Dataset.
╔══
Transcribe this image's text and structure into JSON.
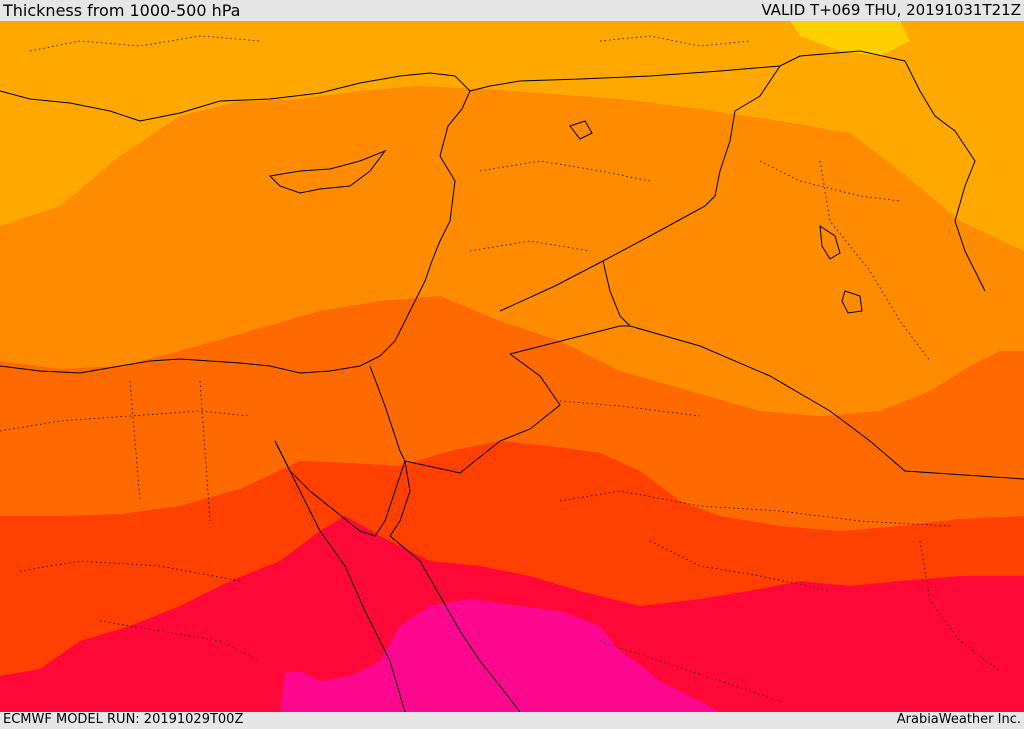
{
  "header": {
    "title": "Thickness from 1000-500 hPa",
    "valid": "VALID T+069 THU, 20191031T21Z"
  },
  "footer": {
    "model_run": "ECMWF MODEL RUN: 20191029T00Z",
    "credit": "ArabiaWeather Inc."
  },
  "colors": {
    "band_yellow": "#ffd000",
    "band_light_orange": "#ffa800",
    "band_orange": "#ff8c00",
    "band_dark_orange": "#ff6a00",
    "band_red_orange": "#ff4000",
    "band_crimson": "#ff0838",
    "band_magenta": "#ff0890",
    "borders": "#000000"
  }
}
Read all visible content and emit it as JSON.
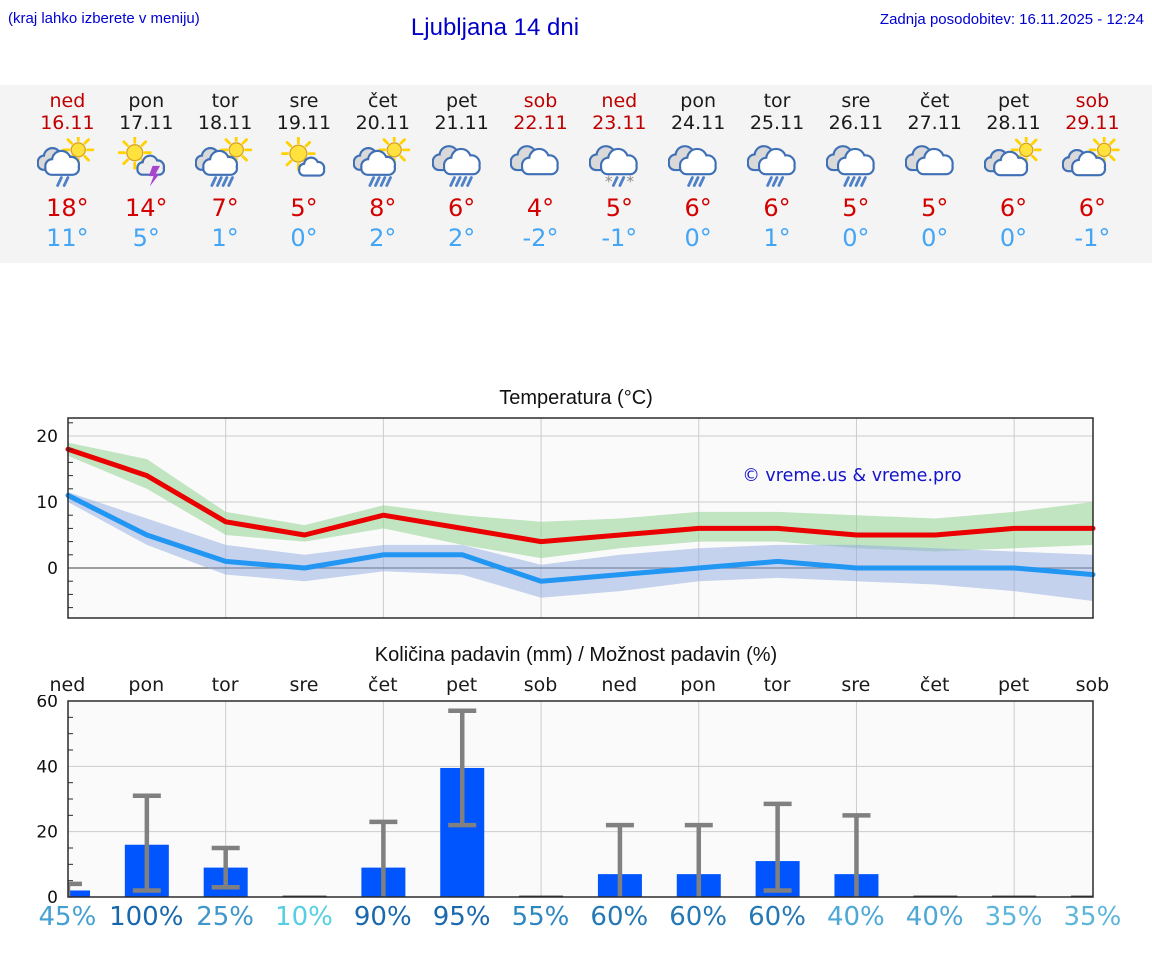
{
  "header": {
    "location_hint": "(kraj lahko izberete v meniju)",
    "title": "Ljubljana 14 dni",
    "last_update": "Zadnja posodobitev: 16.11.2025 - 12:24"
  },
  "colors": {
    "header_blue": "#0000d0",
    "weekend_red": "#c00000",
    "weekday_black": "#1a1a1a",
    "tmax_red": "#d40000",
    "tmin_blue": "#42a5f5",
    "line_red": "#eb0000",
    "line_blue": "#2196f3",
    "band_green": "#8fd48f",
    "band_blue": "#8fa9e0",
    "bar_blue": "#0055ff",
    "error_gray": "#808080",
    "cloud_stroke": "#3f6fb5",
    "rain_blue": "#4f81c8",
    "plot_bg": "#fafafa",
    "grid_gray": "#cccccc",
    "frame_dark": "#2b2b2b",
    "watermark_blue": "#1313cb"
  },
  "forecast_days": [
    {
      "day": "ned",
      "date": "16.11",
      "weekend": true,
      "icon": "sun-cloud-rain2",
      "tmax": "18°",
      "tmin": "11°"
    },
    {
      "day": "pon",
      "date": "17.11",
      "weekend": false,
      "icon": "sun-storm",
      "tmax": "14°",
      "tmin": "5°"
    },
    {
      "day": "tor",
      "date": "18.11",
      "weekend": false,
      "icon": "sun-cloud-rain4",
      "tmax": "7°",
      "tmin": "1°"
    },
    {
      "day": "sre",
      "date": "19.11",
      "weekend": false,
      "icon": "sun-smallcloud",
      "tmax": "5°",
      "tmin": "0°"
    },
    {
      "day": "čet",
      "date": "20.11",
      "weekend": false,
      "icon": "sun-cloud-rain4",
      "tmax": "8°",
      "tmin": "2°"
    },
    {
      "day": "pet",
      "date": "21.11",
      "weekend": false,
      "icon": "clouds-rain4",
      "tmax": "6°",
      "tmin": "2°"
    },
    {
      "day": "sob",
      "date": "22.11",
      "weekend": true,
      "icon": "clouds",
      "tmax": "4°",
      "tmin": "-2°"
    },
    {
      "day": "ned",
      "date": "23.11",
      "weekend": true,
      "icon": "clouds-sleet",
      "tmax": "5°",
      "tmin": "-1°"
    },
    {
      "day": "pon",
      "date": "24.11",
      "weekend": false,
      "icon": "clouds-rain3",
      "tmax": "6°",
      "tmin": "0°"
    },
    {
      "day": "tor",
      "date": "25.11",
      "weekend": false,
      "icon": "clouds-rain3",
      "tmax": "6°",
      "tmin": "1°"
    },
    {
      "day": "sre",
      "date": "26.11",
      "weekend": false,
      "icon": "clouds-rain4",
      "tmax": "5°",
      "tmin": "0°"
    },
    {
      "day": "čet",
      "date": "27.11",
      "weekend": false,
      "icon": "clouds",
      "tmax": "5°",
      "tmin": "0°"
    },
    {
      "day": "pet",
      "date": "28.11",
      "weekend": false,
      "icon": "sun-clouds",
      "tmax": "6°",
      "tmin": "0°"
    },
    {
      "day": "sob",
      "date": "29.11",
      "weekend": true,
      "icon": "sun-clouds",
      "tmax": "6°",
      "tmin": "-1°"
    }
  ],
  "chart_data": [
    {
      "type": "line",
      "title": "Temperatura (°C)",
      "watermark": "© vreme.us & vreme.pro",
      "yticks": [
        0,
        10,
        20
      ],
      "ylim": [
        -7.6,
        22.7
      ],
      "grid_x_day_indices": [
        2,
        4,
        6,
        8,
        10,
        12
      ],
      "series": [
        {
          "name": "max-temperature",
          "values": [
            18,
            14,
            7,
            5,
            8,
            6,
            4,
            5,
            6,
            6,
            5,
            5,
            6,
            6
          ]
        },
        {
          "name": "min-temperature",
          "values": [
            11,
            5,
            1,
            0,
            2,
            2,
            -2,
            -1,
            0,
            1,
            0,
            0,
            0,
            -1
          ]
        }
      ],
      "bands": [
        {
          "name": "max-temperature-range",
          "upper": [
            19,
            16.5,
            8.5,
            6.5,
            9.5,
            8,
            7,
            7.5,
            8.5,
            8.5,
            8,
            7.5,
            8.5,
            10
          ],
          "lower": [
            17,
            12,
            5,
            4,
            6,
            3.5,
            1.5,
            3,
            4,
            4,
            3,
            2.5,
            3,
            3.5
          ]
        },
        {
          "name": "min-temperature-range",
          "upper": [
            11.5,
            7.5,
            3.5,
            2,
            3.5,
            3.5,
            0.5,
            2,
            3,
            3.5,
            3.5,
            3,
            2.5,
            2
          ],
          "lower": [
            10,
            3.5,
            -1,
            -2,
            -0.5,
            -1,
            -4.5,
            -3.5,
            -2,
            -1.5,
            -2,
            -2.5,
            -3.5,
            -5
          ]
        }
      ]
    },
    {
      "type": "bar",
      "title": "Količina padavin (mm) / Možnost padavin (%)",
      "day_labels": [
        "ned",
        "pon",
        "tor",
        "sre",
        "čet",
        "pet",
        "sob",
        "ned",
        "pon",
        "tor",
        "sre",
        "čet",
        "pet",
        "sob"
      ],
      "yticks": [
        0,
        20,
        40,
        60
      ],
      "ylim": [
        0,
        60
      ],
      "grid_x_day_indices": [
        2,
        4,
        6,
        8,
        10,
        12
      ],
      "values": [
        2,
        16,
        9,
        0.2,
        9,
        39.5,
        0.2,
        7,
        7,
        11,
        7,
        0.2,
        0.2,
        0.3
      ],
      "error_high": [
        4,
        31,
        15,
        null,
        23,
        57,
        null,
        22,
        22,
        28.5,
        25,
        null,
        null,
        null
      ],
      "error_low": [
        0,
        2,
        3,
        null,
        0,
        22,
        null,
        0,
        0,
        2,
        0,
        null,
        null,
        null
      ],
      "probabilities": [
        {
          "label": "45%",
          "color": "#45a0d2"
        },
        {
          "label": "100%",
          "color": "#1866ac"
        },
        {
          "label": "25%",
          "color": "#3e96ca"
        },
        {
          "label": "10%",
          "color": "#55cfe2"
        },
        {
          "label": "90%",
          "color": "#1a68ae"
        },
        {
          "label": "95%",
          "color": "#1a68ae"
        },
        {
          "label": "55%",
          "color": "#2d87c0"
        },
        {
          "label": "60%",
          "color": "#2478b6"
        },
        {
          "label": "60%",
          "color": "#2478b6"
        },
        {
          "label": "60%",
          "color": "#2478b6"
        },
        {
          "label": "40%",
          "color": "#4da8d6"
        },
        {
          "label": "40%",
          "color": "#4da8d6"
        },
        {
          "label": "35%",
          "color": "#5db6da"
        },
        {
          "label": "35%",
          "color": "#5db6da"
        }
      ]
    }
  ]
}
╚══
Given task. Show every line that contains the word "temperature".

Finished answer.
          "name": "max-temperature",
          "name": "min-temperature",
          "name": "max-temperature-range",
          "name": "min-temperature-range",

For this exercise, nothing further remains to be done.